WORK REQUIRED: Copy out each line that mentions the word "Times".

****************

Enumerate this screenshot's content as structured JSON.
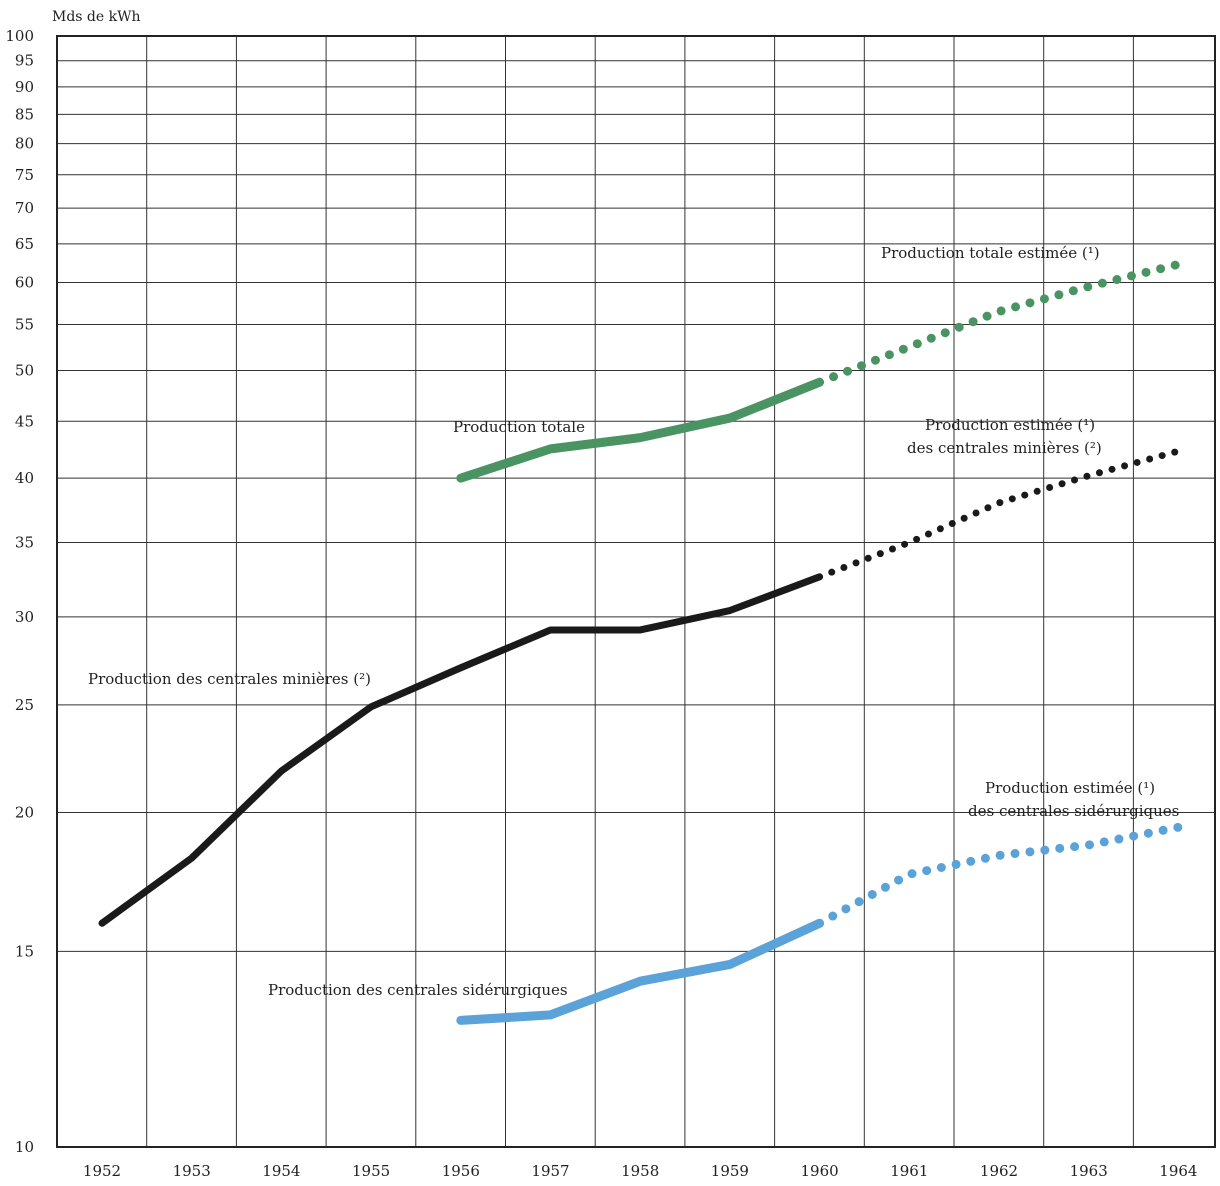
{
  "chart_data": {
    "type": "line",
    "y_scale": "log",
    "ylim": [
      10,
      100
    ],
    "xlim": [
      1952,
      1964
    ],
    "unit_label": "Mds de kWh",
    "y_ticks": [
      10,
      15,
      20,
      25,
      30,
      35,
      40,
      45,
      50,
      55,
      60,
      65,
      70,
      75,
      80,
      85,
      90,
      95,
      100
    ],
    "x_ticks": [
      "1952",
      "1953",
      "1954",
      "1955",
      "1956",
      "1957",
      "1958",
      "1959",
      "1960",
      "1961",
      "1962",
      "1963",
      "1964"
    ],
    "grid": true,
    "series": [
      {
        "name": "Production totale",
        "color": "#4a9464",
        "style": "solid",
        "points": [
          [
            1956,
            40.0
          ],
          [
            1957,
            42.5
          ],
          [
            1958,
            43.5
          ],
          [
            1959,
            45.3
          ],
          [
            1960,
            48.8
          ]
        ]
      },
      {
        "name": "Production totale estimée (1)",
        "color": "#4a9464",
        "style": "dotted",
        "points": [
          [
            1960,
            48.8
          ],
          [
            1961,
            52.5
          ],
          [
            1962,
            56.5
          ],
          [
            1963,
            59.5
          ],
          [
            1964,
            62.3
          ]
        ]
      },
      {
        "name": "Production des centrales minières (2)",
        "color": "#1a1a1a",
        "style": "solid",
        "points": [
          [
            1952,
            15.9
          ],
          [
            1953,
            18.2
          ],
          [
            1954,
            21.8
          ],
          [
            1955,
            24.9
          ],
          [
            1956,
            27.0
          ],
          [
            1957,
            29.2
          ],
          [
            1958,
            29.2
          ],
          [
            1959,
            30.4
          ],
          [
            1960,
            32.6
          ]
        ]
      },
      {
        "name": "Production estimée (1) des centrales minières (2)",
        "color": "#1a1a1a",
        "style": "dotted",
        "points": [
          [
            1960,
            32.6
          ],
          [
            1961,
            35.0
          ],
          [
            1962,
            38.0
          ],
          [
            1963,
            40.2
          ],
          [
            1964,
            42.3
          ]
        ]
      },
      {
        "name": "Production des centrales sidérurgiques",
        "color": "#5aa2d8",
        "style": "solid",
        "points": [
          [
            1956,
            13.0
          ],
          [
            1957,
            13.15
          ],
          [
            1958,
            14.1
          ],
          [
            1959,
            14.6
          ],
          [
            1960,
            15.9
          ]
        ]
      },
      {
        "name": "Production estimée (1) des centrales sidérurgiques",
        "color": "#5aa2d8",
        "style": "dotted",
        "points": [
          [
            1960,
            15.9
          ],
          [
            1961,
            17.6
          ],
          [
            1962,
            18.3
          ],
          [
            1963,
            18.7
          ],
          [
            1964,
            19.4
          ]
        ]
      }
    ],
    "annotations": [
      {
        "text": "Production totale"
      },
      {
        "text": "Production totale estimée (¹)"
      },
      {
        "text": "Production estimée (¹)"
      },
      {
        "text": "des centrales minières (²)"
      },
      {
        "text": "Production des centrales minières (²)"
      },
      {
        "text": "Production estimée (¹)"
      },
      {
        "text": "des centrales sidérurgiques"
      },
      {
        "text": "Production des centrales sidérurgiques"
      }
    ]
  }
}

****************

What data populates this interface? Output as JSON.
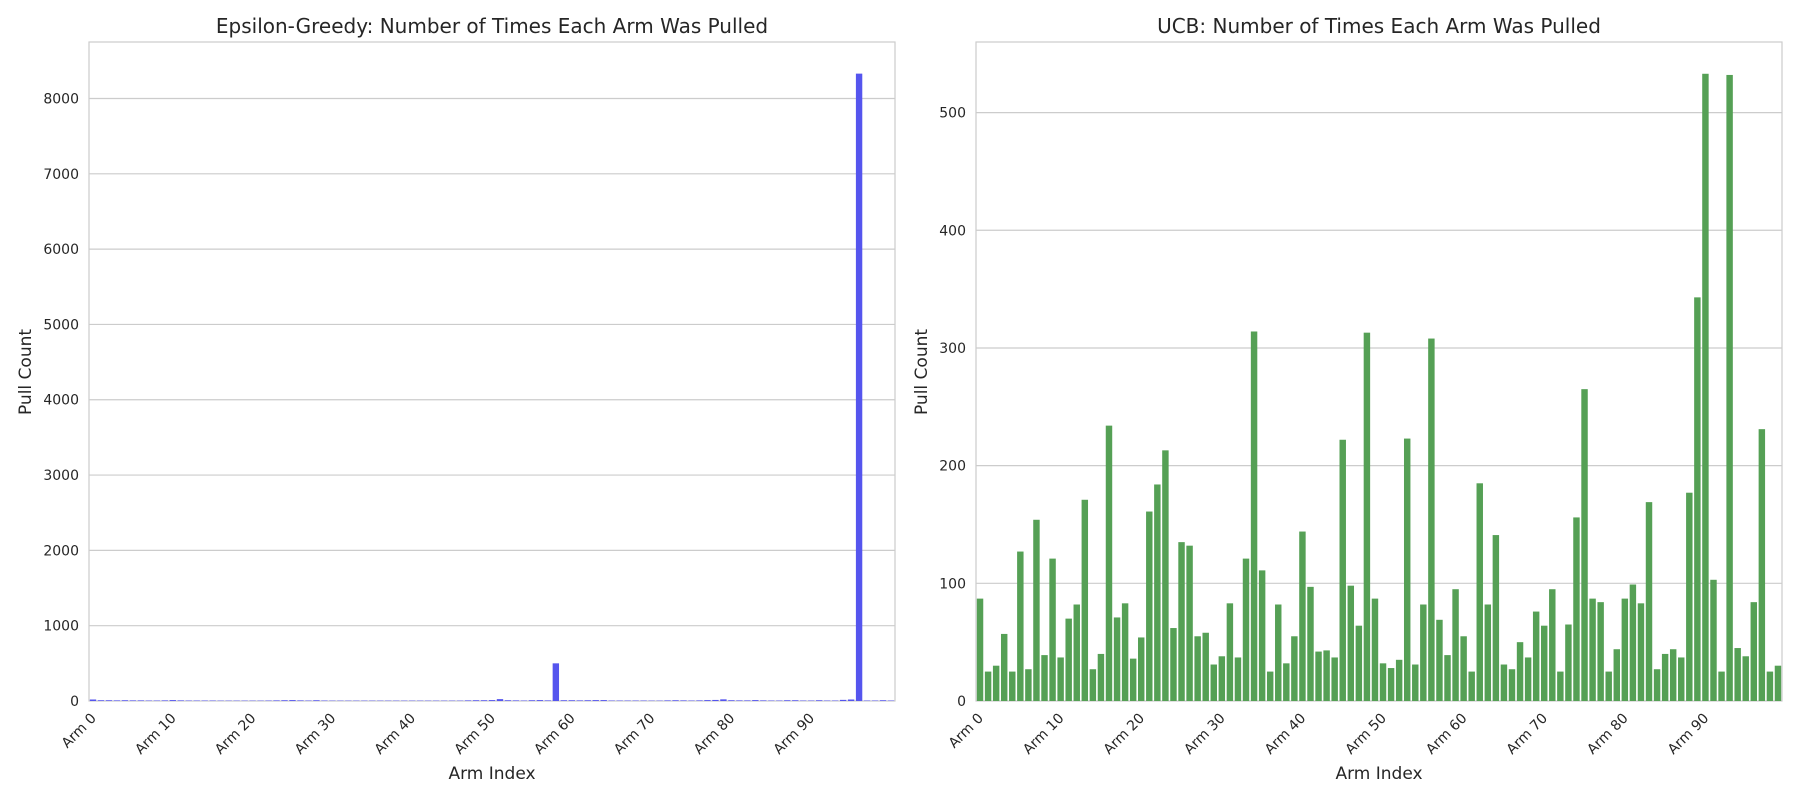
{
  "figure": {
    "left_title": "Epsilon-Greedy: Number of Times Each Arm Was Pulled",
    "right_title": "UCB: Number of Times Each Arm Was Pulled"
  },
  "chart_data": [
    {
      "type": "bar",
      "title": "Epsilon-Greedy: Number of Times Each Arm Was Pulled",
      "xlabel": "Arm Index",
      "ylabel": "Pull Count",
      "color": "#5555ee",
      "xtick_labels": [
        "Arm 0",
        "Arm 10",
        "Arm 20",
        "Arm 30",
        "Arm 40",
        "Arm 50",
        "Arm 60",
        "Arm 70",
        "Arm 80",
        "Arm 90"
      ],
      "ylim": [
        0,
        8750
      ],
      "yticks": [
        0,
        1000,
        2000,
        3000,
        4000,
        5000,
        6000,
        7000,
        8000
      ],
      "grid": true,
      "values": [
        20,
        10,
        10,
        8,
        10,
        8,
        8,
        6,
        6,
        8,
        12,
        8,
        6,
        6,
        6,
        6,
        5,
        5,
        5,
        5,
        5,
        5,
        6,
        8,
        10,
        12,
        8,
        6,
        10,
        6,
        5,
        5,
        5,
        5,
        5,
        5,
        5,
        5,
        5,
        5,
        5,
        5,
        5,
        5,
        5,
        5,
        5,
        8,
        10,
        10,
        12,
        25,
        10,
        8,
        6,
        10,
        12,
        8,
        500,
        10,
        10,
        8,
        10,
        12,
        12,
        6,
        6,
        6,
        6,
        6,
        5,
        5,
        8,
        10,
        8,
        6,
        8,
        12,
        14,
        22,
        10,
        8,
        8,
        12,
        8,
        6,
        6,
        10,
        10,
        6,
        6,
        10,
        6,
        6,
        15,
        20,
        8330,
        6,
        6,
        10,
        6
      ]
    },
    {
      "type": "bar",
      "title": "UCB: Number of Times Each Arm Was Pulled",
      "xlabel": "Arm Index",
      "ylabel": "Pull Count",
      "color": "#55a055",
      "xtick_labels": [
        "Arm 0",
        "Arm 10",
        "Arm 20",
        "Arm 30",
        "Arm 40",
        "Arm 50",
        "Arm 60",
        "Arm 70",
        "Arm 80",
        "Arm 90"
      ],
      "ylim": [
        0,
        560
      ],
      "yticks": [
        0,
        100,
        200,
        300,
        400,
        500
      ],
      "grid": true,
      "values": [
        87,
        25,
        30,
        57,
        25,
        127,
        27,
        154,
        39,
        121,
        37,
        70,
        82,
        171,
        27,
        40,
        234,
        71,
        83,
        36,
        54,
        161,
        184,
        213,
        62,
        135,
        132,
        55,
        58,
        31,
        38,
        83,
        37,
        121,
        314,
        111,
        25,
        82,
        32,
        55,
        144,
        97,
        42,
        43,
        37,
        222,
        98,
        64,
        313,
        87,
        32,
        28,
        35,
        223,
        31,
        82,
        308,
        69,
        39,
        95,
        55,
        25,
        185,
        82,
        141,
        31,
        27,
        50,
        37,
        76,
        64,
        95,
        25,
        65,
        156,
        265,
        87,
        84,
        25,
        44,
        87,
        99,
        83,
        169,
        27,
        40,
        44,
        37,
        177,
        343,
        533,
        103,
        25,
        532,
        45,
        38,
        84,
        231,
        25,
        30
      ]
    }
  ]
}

****************

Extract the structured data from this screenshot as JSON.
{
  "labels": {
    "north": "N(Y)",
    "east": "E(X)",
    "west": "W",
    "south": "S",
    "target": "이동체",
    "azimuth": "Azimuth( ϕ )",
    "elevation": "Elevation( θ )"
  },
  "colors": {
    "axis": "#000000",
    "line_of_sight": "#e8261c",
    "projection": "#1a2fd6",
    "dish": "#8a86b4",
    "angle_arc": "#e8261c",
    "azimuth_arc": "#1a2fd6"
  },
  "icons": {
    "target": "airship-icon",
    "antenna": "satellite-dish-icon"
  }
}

****************

FULL SOLUTION:
    "left_title": "Epsilon-Greedy: Number of Times Each Arm Was Pulled",
    "right_title": "UCB: Number of Times Each Arm Was Pulled"
      "title": "Epsilon-Greedy: Number of Times Each Arm Was Pulled",
      "title": "UCB: Number of Times Each Arm Was Pulled",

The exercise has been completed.